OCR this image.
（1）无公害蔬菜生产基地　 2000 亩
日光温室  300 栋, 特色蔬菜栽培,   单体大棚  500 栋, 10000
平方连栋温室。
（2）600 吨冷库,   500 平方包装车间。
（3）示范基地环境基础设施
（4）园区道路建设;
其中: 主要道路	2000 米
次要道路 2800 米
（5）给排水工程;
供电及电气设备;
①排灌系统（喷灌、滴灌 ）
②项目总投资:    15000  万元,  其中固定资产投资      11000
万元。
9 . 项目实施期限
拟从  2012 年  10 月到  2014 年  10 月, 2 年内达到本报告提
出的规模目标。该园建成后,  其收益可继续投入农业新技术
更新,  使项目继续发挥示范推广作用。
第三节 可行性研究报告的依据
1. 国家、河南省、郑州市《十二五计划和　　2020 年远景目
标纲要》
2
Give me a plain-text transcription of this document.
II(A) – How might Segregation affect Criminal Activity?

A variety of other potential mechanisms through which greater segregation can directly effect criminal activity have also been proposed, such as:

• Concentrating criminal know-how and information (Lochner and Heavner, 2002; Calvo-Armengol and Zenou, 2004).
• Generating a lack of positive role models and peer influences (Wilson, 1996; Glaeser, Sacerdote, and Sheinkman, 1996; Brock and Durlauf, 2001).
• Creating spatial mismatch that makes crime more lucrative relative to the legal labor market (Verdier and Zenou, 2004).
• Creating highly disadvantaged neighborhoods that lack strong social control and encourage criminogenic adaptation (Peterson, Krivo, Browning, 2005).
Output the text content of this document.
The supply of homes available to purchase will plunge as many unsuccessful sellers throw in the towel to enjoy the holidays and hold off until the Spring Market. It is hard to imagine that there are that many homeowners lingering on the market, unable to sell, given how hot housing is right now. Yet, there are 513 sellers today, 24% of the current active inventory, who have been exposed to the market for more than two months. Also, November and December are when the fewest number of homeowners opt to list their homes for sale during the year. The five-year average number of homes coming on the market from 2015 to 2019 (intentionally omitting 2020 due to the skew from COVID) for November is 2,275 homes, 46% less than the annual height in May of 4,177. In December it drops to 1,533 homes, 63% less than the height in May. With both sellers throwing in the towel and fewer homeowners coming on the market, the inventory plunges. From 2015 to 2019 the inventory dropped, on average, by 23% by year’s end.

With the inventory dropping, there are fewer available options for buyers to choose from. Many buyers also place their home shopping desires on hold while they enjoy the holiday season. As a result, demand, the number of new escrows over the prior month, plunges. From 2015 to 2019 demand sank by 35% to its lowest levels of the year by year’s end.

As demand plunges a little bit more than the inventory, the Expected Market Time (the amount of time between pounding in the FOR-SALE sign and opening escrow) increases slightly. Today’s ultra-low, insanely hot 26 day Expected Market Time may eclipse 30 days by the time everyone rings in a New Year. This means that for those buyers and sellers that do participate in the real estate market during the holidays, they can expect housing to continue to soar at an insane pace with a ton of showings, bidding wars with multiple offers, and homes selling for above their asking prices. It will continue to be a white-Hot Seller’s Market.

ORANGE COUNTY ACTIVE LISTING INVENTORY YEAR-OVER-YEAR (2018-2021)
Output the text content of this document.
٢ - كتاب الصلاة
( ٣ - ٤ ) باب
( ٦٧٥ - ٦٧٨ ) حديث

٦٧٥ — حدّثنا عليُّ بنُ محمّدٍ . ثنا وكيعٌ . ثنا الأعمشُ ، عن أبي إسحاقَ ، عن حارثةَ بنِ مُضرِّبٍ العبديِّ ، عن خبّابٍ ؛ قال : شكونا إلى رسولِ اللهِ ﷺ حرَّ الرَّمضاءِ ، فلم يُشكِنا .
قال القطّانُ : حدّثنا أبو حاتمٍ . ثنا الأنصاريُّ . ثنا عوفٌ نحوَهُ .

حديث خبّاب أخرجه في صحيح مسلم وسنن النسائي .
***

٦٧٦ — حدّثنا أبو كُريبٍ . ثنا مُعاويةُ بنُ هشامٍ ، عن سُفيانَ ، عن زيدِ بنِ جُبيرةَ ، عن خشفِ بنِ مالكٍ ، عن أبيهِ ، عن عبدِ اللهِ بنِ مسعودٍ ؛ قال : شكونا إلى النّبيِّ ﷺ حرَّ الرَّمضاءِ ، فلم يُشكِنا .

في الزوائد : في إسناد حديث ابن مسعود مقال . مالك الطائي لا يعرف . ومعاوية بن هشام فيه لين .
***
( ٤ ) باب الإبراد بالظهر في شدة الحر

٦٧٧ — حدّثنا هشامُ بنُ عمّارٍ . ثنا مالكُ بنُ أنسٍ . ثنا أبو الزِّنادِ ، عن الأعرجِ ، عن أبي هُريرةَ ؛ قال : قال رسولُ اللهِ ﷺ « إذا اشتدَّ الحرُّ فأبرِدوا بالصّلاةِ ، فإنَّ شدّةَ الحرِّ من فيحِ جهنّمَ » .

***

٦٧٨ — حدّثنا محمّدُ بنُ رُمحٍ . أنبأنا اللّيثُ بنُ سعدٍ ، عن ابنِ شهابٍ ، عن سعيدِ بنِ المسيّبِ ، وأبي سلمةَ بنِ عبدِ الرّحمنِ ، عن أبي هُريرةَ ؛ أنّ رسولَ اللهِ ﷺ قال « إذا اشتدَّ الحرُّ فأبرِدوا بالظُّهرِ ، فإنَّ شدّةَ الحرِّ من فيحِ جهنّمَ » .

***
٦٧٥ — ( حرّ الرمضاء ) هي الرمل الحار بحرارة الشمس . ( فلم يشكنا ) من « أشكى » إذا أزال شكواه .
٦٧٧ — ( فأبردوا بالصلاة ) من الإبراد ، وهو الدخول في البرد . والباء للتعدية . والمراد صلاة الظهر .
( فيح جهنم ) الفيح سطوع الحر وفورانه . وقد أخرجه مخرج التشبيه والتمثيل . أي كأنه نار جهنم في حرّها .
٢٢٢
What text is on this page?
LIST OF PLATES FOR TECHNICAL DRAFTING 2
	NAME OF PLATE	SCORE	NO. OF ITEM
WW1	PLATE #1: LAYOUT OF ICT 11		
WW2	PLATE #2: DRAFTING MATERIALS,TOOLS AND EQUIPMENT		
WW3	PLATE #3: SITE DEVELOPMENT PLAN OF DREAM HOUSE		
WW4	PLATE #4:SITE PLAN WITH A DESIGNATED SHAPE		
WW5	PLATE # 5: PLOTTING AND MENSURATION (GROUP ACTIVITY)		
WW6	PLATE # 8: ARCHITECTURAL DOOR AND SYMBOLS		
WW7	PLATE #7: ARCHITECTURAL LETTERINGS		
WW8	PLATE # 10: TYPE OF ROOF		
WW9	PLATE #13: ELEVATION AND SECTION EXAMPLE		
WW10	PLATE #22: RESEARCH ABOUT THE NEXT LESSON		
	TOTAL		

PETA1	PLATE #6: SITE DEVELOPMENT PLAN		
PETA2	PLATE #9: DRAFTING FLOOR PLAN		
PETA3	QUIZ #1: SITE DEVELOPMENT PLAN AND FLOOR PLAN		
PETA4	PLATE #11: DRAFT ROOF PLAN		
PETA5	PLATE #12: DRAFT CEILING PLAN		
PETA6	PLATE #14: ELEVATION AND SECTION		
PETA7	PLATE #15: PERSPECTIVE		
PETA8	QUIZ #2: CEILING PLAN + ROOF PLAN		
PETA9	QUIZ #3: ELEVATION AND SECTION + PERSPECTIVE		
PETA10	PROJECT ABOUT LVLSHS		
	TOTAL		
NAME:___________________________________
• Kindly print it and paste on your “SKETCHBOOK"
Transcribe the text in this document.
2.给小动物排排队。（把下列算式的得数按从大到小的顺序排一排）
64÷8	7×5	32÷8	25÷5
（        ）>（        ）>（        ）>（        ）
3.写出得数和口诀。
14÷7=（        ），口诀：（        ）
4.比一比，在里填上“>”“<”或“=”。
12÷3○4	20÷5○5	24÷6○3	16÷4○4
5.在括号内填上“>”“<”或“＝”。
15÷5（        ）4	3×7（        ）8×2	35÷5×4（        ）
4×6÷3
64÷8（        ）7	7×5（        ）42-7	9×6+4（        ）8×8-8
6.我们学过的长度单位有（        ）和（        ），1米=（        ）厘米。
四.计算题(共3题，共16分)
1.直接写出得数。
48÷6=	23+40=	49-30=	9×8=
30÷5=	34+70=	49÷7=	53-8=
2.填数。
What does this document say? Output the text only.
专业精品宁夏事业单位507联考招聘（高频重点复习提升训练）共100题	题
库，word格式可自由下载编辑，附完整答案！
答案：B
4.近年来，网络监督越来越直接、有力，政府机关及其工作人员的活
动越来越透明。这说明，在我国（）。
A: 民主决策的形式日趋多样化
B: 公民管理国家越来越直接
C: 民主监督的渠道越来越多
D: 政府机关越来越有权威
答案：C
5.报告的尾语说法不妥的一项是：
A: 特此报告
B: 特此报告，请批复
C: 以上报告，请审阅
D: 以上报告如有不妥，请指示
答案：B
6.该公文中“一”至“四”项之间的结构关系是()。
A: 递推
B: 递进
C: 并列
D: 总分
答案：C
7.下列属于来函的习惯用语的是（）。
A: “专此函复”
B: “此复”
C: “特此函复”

_EXERCISE_:
Pick out the lines above containing the word "QUIZ", then copy them.

_THE REPLY_:
PETA3	QUIZ #1: SITE DEVELOPMENT PLAN AND FLOOR PLAN		
PETA8	QUIZ #2: CEILING PLAN + ROOF PLAN		
PETA9	QUIZ #3: ELEVATION AND SECTION + PERSPECTIVE		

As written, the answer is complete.